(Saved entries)

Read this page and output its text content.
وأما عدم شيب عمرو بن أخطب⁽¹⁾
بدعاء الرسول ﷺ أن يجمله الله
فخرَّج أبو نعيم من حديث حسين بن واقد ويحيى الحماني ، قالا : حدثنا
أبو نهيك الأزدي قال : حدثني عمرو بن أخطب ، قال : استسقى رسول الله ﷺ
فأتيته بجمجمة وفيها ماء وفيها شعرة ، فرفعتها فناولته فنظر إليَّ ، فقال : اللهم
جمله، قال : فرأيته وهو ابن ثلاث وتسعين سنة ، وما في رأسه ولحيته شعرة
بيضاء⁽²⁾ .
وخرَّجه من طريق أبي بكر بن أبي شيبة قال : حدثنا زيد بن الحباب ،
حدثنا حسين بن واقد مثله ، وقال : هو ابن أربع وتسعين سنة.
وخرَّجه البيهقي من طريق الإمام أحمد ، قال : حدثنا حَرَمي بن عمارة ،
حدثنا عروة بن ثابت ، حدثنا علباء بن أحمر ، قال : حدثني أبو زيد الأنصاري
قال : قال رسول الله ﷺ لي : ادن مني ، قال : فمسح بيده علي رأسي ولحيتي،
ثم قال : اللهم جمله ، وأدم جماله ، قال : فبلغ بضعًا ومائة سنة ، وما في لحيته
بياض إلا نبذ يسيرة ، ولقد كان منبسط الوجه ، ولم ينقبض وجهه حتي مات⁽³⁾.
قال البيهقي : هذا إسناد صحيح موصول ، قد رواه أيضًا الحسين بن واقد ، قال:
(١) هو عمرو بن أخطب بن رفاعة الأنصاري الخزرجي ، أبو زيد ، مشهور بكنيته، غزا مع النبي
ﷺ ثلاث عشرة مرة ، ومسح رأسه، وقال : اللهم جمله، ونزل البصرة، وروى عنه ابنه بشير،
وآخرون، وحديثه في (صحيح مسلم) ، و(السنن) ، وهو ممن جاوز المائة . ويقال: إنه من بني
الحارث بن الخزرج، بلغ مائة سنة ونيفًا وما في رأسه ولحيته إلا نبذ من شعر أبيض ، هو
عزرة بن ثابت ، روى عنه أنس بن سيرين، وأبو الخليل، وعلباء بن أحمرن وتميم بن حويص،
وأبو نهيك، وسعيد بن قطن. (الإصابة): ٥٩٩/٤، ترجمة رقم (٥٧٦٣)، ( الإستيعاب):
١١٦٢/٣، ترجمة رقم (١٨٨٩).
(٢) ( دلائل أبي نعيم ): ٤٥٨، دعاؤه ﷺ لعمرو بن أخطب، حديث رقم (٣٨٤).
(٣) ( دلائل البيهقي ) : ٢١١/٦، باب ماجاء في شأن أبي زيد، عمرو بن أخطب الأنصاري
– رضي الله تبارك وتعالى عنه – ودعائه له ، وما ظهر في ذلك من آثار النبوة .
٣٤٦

§ **What is being asked**
Extract each entry in full, exactly as given.

§ **Reply to the exercise**
Read this page and output its text content.
وأما عدم شيب عمرو بن أخطب⁽¹⁾
بدعاء الرسول ﷺ أن يجمله الله
فخرَّج أبو نعيم من حديث حسين بن واقد ويحيى الحماني ، قالا : حدثنا
أبو نهيك الأزدي قال : حدثني عمرو بن أخطب ، قال : استسقى رسول الله ﷺ
فأتيته بجمجمة وفيها ماء وفيها شعرة ، فرفعتها فناولته فنظر إليَّ ، فقال : اللهم
جمله، قال : فرأيته وهو ابن ثلاث وتسعين سنة ، وما في رأسه ولحيته شعرة
بيضاء⁽²⁾ .
وخرَّجه من طريق أبي بكر بن أبي شيبة قال : حدثنا زيد بن الحباب ،
حدثنا حسين بن واقد مثله ، وقال : هو ابن أربع وتسعين سنة.
وخرَّجه البيهقي من طريق الإمام أحمد ، قال : حدثنا حَرَمي بن عمارة ،
حدثنا عروة بن ثابت ، حدثنا علباء بن أحمر ، قال : حدثني أبو زيد الأنصاري
قال : قال رسول الله ﷺ لي : ادن مني ، قال : فمسح بيده علي رأسي ولحيتي،
ثم قال : اللهم جمله ، وأدم جماله ، قال : فبلغ بضعًا ومائة سنة ، وما في لحيته
بياض إلا نبذ يسيرة ، ولقد كان منبسط الوجه ، ولم ينقبض وجهه حتي مات⁽³⁾.
قال البيهقي : هذا إسناد صحيح موصول ، قد رواه أيضًا الحسين بن واقد ، قال:
(١) هو عمرو بن أخطب بن رفاعة الأنصاري الخزرجي ، أبو زيد ، مشهور بكنيته، غزا مع النبي
ﷺ ثلاث عشرة مرة ، ومسح رأسه، وقال : اللهم جمله، ونزل البصرة، وروى عنه ابنه بشير،
وآخرون، وحديثه في (صحيح مسلم) ، و(السنن) ، وهو ممن جاوز المائة . ويقال: إنه من بني
الحارث بن الخزرج، بلغ مائة سنة ونيفًا وما في رأسه ولحيته إلا نبذ من شعر أبيض ، هو
عزرة بن ثابت ، روى عنه أنس بن سيرين، وأبو الخليل، وعلباء بن أحمرن وتميم بن حويص،
وأبو نهيك، وسعيد بن قطن. (الإصابة): ٥٩٩/٤، ترجمة رقم (٥٧٦٣)، ( الإستيعاب):
١١٦٢/٣، ترجمة رقم (١٨٨٩).
(٢) ( دلائل أبي نعيم ): ٤٥٨، دعاؤه ﷺ لعمرو بن أخطب، حديث رقم (٣٨٤).
(٣) ( دلائل البيهقي ) : ٢١١/٦، باب ماجاء في شأن أبي زيد، عمرو بن أخطب الأنصاري
– رضي الله تبارك وتعالى عنه – ودعائه له ، وما ظهر في ذلك من آثار النبوة .
٣٤٦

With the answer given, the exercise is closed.